### REQUIRED ACTION
Throughout the listing below, copy each line containing "Rename".

### MATERIALS PROVIDED
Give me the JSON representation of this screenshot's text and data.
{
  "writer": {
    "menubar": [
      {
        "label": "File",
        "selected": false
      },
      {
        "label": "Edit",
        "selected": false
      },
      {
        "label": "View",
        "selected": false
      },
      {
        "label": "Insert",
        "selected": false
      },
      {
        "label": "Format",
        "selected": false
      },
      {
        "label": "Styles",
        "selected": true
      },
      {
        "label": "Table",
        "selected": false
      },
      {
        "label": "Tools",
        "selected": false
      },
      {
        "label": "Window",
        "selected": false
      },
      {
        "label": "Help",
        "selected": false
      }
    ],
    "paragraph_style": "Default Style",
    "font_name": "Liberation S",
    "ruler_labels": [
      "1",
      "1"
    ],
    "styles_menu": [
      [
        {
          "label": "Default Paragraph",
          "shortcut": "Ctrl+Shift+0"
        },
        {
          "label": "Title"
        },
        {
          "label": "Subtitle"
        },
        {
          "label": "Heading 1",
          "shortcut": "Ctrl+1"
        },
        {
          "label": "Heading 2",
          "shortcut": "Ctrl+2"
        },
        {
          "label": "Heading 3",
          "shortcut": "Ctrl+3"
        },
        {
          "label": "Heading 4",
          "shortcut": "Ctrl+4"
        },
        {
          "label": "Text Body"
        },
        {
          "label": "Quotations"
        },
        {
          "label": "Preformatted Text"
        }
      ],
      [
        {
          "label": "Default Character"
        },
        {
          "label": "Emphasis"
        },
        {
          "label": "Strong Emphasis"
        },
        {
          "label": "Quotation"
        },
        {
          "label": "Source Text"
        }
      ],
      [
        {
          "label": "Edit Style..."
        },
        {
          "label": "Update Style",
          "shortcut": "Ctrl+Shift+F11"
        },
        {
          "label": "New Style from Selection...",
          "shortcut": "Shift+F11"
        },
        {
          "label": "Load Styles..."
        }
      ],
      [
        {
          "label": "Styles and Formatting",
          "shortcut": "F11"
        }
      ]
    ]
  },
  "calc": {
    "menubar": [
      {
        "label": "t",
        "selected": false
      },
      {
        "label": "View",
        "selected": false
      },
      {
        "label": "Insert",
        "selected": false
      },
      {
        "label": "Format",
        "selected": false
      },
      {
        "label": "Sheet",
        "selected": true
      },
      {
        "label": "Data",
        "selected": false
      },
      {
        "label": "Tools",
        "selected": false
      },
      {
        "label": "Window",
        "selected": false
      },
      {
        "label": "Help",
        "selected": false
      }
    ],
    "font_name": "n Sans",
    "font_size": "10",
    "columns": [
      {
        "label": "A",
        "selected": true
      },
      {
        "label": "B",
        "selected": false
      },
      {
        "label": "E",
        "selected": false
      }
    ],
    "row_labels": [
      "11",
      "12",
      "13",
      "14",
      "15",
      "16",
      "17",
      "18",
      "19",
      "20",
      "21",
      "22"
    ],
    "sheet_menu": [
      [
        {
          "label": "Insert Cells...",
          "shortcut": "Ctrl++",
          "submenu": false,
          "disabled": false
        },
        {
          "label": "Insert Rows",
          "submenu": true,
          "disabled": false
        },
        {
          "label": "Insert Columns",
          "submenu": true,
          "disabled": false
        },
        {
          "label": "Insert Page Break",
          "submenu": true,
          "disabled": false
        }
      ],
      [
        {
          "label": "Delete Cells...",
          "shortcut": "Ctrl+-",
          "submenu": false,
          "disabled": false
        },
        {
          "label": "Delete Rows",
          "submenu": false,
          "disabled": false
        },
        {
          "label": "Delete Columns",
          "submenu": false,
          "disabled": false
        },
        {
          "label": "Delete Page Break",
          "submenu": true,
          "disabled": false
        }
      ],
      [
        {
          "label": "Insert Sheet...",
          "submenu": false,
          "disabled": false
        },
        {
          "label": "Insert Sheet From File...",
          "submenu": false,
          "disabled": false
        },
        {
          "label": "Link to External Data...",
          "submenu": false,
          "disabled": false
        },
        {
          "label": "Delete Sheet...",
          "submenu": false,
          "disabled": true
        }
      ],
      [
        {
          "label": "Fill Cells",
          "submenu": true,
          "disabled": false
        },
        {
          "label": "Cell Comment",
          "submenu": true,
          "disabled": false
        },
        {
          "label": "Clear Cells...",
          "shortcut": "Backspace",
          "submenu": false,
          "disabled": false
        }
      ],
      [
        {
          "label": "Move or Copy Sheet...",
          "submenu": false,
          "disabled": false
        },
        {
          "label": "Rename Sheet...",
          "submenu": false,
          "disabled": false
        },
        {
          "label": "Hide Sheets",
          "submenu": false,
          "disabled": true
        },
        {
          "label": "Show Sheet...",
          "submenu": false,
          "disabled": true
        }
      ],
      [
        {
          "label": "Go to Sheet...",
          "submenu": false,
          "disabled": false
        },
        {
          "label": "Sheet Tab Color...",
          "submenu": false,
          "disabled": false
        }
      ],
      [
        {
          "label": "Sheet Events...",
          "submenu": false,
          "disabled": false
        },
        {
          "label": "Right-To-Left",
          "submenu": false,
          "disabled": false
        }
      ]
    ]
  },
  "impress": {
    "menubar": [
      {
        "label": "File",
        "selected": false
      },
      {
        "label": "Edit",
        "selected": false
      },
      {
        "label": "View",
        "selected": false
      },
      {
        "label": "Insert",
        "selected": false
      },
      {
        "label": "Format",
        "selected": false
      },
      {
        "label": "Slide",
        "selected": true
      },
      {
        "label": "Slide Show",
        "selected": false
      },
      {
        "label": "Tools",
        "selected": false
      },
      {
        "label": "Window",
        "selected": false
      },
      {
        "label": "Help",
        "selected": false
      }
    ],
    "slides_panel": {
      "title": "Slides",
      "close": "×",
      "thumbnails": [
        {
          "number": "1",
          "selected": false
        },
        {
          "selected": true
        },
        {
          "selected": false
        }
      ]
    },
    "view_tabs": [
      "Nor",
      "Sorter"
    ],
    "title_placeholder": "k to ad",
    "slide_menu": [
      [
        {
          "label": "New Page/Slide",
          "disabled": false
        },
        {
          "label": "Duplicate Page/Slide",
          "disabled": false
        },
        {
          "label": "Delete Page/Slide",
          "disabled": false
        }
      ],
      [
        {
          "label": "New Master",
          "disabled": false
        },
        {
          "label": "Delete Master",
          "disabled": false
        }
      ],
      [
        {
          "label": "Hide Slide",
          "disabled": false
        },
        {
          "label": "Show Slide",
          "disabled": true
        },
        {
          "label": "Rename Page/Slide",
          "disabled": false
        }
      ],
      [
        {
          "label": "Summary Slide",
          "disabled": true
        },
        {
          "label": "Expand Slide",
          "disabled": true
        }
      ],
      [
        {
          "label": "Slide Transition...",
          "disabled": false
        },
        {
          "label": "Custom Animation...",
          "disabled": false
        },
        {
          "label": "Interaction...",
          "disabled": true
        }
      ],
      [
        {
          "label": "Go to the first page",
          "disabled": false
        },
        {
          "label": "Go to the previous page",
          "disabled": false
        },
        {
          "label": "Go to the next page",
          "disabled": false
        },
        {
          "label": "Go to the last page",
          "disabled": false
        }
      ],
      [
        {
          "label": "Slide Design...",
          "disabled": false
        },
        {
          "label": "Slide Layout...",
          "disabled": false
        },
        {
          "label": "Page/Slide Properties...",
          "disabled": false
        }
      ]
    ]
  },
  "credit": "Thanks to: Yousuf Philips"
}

### ANSWER SECTION
          "label": "Rename Sheet...",
          "label": "Rename Page/Slide",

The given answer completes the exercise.